*WRITTEN EXERCISE:*
Your answer should be a single number: the count of lines that hold the word "extends".
# # # # #
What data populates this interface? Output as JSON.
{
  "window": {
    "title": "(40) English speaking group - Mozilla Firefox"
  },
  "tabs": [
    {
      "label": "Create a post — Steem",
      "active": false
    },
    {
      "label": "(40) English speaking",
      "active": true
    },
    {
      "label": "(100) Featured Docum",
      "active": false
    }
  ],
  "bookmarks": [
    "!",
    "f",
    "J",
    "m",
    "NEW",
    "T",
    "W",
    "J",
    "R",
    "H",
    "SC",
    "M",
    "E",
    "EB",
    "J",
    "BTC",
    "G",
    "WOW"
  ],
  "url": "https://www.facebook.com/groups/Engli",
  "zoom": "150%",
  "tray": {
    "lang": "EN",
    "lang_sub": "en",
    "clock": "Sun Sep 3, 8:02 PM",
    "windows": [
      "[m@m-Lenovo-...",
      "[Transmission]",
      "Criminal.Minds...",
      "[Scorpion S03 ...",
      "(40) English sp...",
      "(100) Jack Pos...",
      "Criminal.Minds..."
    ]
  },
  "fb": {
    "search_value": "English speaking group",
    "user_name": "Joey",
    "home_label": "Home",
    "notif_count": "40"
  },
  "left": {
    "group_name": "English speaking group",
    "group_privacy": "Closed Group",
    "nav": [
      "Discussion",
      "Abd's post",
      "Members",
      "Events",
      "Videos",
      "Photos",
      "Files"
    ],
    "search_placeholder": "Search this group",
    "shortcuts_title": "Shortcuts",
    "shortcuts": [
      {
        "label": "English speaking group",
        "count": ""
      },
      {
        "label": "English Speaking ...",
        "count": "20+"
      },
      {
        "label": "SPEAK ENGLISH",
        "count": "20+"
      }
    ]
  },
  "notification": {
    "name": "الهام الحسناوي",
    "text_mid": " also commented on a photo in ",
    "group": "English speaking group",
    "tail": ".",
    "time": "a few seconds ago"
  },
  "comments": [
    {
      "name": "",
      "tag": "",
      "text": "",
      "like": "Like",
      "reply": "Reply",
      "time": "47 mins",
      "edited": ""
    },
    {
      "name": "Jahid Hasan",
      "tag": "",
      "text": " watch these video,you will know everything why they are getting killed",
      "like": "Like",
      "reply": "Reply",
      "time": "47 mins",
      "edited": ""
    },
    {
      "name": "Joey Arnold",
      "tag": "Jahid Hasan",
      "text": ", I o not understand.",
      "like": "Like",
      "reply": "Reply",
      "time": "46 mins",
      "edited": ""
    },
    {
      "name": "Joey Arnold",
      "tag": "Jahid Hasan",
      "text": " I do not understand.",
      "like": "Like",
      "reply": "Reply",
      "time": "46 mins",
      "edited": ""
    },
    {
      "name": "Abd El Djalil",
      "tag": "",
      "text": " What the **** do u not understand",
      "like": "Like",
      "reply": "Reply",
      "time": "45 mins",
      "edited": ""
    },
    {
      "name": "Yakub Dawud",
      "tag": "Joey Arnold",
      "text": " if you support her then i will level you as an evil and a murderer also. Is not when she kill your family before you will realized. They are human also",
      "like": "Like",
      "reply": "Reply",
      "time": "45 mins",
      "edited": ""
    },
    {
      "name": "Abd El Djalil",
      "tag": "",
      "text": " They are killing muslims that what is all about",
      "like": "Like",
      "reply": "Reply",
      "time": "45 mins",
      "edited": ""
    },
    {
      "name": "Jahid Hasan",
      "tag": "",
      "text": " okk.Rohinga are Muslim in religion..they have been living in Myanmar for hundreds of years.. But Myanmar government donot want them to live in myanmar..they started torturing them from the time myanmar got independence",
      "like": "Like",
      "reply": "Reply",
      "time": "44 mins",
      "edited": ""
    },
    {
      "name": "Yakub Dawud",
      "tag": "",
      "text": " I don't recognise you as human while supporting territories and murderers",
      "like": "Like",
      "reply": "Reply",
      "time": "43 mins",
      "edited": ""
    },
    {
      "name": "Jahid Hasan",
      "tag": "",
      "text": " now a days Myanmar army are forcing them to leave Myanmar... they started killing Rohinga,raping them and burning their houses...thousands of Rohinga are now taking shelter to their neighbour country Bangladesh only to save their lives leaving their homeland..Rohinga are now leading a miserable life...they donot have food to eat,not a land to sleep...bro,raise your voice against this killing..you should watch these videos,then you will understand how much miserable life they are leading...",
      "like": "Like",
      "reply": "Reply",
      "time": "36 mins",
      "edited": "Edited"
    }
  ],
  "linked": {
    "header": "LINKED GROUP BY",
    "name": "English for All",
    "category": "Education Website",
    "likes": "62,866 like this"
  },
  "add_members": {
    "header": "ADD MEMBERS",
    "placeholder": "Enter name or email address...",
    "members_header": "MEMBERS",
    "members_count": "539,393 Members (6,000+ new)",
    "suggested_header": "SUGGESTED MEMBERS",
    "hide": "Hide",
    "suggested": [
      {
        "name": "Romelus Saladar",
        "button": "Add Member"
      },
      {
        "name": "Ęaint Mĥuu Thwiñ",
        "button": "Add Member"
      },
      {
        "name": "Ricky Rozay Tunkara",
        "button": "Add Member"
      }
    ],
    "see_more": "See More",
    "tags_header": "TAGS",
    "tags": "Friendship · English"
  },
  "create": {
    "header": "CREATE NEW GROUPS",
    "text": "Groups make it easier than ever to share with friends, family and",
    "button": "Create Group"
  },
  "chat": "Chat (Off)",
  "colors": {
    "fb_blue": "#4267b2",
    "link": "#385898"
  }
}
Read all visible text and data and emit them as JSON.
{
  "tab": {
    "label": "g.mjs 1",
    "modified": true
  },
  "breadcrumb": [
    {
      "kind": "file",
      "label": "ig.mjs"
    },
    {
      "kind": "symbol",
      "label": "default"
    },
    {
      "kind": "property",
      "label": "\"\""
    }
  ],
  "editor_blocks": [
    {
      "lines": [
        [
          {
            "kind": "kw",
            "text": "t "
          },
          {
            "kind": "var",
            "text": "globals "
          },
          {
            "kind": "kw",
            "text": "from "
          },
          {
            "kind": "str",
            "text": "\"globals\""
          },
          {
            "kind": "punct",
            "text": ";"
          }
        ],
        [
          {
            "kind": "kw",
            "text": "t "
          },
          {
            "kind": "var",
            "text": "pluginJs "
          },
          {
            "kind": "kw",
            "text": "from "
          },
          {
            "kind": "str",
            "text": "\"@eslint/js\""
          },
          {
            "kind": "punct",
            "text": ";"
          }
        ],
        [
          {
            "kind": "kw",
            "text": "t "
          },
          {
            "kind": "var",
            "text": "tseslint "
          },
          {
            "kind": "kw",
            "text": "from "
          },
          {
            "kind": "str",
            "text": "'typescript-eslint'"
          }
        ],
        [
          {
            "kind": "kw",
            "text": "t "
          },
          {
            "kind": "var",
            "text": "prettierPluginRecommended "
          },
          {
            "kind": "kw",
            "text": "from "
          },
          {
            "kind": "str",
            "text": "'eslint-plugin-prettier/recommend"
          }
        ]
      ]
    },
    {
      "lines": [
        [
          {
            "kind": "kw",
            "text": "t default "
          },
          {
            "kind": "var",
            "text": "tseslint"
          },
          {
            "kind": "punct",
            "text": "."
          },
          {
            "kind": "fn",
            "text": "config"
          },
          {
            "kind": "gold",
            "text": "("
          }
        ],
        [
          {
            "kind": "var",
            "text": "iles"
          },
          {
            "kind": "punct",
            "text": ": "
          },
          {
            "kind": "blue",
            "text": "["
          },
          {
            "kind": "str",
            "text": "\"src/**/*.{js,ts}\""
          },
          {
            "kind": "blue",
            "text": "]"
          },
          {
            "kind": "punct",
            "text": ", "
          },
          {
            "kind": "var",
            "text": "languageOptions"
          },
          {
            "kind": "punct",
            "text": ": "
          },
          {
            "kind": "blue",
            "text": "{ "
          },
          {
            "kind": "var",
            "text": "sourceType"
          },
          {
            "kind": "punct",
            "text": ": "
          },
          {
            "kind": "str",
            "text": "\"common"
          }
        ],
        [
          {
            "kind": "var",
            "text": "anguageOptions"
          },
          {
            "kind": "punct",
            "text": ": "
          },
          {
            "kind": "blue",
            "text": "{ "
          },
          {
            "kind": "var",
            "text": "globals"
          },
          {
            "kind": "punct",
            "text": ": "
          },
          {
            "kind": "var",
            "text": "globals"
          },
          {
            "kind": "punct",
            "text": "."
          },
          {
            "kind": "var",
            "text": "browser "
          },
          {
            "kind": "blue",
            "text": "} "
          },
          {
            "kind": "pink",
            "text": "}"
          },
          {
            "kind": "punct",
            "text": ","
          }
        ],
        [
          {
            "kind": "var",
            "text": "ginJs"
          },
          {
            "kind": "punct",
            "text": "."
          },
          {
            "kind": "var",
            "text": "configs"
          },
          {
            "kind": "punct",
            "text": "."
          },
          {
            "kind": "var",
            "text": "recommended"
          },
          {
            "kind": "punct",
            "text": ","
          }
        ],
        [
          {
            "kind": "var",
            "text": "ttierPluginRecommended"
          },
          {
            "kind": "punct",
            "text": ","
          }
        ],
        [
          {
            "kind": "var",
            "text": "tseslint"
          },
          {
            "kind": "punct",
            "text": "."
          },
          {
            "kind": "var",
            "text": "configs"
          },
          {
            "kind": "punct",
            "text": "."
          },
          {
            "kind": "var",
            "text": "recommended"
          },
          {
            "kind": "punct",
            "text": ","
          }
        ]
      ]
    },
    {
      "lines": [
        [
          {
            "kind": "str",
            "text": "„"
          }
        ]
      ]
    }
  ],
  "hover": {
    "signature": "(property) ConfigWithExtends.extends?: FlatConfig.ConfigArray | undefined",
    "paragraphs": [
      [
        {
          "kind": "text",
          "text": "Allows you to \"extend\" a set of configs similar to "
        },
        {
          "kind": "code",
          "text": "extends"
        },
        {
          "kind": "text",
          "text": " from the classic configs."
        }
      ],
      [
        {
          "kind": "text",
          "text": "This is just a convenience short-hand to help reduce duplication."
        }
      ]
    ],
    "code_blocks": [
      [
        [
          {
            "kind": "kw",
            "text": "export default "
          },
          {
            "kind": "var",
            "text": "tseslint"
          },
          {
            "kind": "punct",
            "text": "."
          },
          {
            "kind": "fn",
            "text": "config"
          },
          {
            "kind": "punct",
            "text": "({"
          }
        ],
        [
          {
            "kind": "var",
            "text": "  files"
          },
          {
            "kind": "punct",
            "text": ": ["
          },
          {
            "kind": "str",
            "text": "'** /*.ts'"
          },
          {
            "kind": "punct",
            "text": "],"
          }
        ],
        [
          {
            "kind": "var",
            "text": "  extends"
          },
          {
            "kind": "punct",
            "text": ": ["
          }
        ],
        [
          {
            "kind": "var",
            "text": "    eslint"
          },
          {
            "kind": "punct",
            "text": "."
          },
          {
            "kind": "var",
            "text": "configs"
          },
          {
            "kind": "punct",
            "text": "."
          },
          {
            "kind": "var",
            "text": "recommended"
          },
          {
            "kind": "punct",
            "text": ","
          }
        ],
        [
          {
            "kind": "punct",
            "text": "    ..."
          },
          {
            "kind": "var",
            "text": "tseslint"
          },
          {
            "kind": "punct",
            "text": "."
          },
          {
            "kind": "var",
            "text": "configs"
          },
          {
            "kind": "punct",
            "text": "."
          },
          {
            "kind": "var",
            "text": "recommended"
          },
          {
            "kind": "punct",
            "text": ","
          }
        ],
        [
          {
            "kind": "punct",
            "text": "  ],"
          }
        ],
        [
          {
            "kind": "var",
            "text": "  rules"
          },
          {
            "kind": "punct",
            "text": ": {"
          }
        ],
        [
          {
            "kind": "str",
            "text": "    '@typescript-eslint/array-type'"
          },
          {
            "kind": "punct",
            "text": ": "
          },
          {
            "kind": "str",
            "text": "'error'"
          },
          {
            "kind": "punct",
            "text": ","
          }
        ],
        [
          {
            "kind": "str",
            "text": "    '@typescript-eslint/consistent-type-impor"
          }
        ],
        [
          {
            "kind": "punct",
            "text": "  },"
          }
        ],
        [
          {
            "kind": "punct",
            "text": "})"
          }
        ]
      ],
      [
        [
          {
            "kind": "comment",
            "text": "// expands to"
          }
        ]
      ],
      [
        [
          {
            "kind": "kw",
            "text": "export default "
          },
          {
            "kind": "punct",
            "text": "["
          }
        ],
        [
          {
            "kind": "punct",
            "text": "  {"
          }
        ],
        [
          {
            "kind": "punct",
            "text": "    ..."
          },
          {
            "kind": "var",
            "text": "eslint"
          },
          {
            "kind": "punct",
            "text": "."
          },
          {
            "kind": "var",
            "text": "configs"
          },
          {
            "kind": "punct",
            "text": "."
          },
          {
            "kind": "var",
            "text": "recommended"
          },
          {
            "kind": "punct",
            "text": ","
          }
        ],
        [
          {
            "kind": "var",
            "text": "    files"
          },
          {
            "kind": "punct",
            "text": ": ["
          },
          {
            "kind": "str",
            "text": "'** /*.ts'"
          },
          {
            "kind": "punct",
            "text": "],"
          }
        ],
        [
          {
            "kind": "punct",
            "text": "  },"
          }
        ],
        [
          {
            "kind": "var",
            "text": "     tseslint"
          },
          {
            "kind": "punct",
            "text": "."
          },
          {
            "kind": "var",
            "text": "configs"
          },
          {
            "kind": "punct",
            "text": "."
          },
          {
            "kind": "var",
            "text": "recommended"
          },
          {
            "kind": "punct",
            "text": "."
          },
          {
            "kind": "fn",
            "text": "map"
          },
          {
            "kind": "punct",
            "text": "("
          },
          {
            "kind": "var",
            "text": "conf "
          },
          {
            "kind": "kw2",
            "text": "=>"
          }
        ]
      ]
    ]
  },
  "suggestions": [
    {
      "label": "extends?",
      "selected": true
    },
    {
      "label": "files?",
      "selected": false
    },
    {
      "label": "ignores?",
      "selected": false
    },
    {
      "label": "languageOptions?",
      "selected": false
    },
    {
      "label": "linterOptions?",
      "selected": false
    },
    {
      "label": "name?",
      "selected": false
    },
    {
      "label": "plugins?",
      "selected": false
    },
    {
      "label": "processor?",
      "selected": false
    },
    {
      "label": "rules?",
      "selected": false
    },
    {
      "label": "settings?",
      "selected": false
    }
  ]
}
# # # # #
*WRITTEN SOLUTION:*
4